- What is needed
Look through the entries below and report how many lines hold the string "Taxi". Only the number is wanted.

- Raw data
— begin —

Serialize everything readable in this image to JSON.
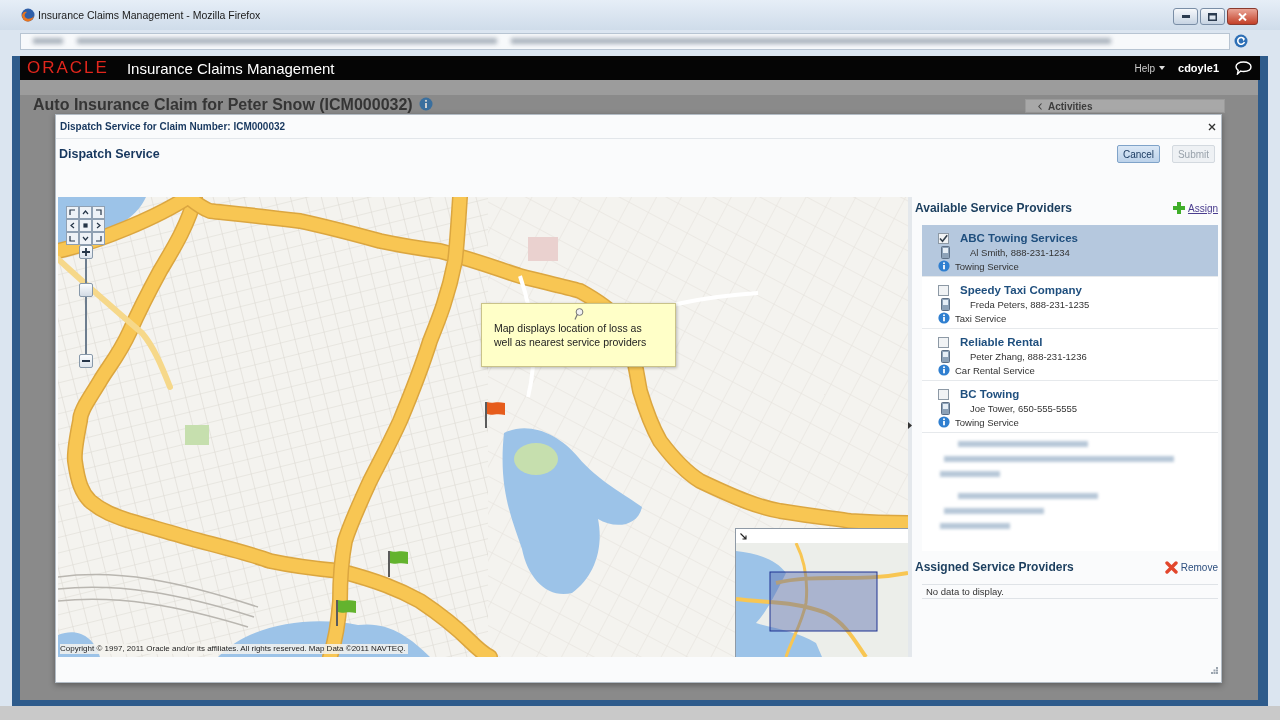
{
  "browser": {
    "title": "Insurance Claims Management - Mozilla Firefox"
  },
  "app_header": {
    "brand": "ORACLE",
    "product": "Insurance Claims Management",
    "help": "Help",
    "user": "cdoyle1"
  },
  "page": {
    "title": "Auto Insurance Claim for Peter Snow (ICM000032)",
    "side_panel": "Activities"
  },
  "dialog": {
    "title": "Dispatch Service for Claim Number: ICM000032",
    "heading": "Dispatch Service",
    "buttons": [
      {
        "label": "Cancel",
        "focused": true,
        "disabled": false
      },
      {
        "label": "Submit",
        "focused": false,
        "disabled": true
      }
    ]
  },
  "map": {
    "zoom": {
      "level": 0.7
    },
    "tooltip": "Map displays location of loss as well as nearest service providers",
    "markers": [
      {
        "color": "#e65c1c"
      },
      {
        "color": "#63b32e"
      },
      {
        "color": "#63b32e"
      }
    ],
    "copyright": "Copyright © 1997, 2011 Oracle and/or its affiliates. All rights reserved. Map Data ©2011 NAVTEQ."
  },
  "available_providers": {
    "title": "Available Service Providers",
    "action": "Assign",
    "items": [
      {
        "name": "ABC Towing Services",
        "contact": "Al Smith, 888-231-1234",
        "type": "Towing Service",
        "selected": true,
        "checked": true
      },
      {
        "name": "Speedy Taxi Company",
        "contact": "Freda Peters, 888-231-1235",
        "type": "Taxi Service",
        "selected": false,
        "checked": false
      },
      {
        "name": "Reliable Rental",
        "contact": "Peter Zhang, 888-231-1236",
        "type": "Car Rental Service",
        "selected": false,
        "checked": false
      },
      {
        "name": "BC Towing",
        "contact": "Joe Tower, 650-555-5555",
        "type": "Towing Service",
        "selected": false,
        "checked": false
      }
    ]
  },
  "assigned_providers": {
    "title": "Assigned Service Providers",
    "action": "Remove",
    "empty_text": "No data to display."
  }
}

— end —

- Answer to this problem
2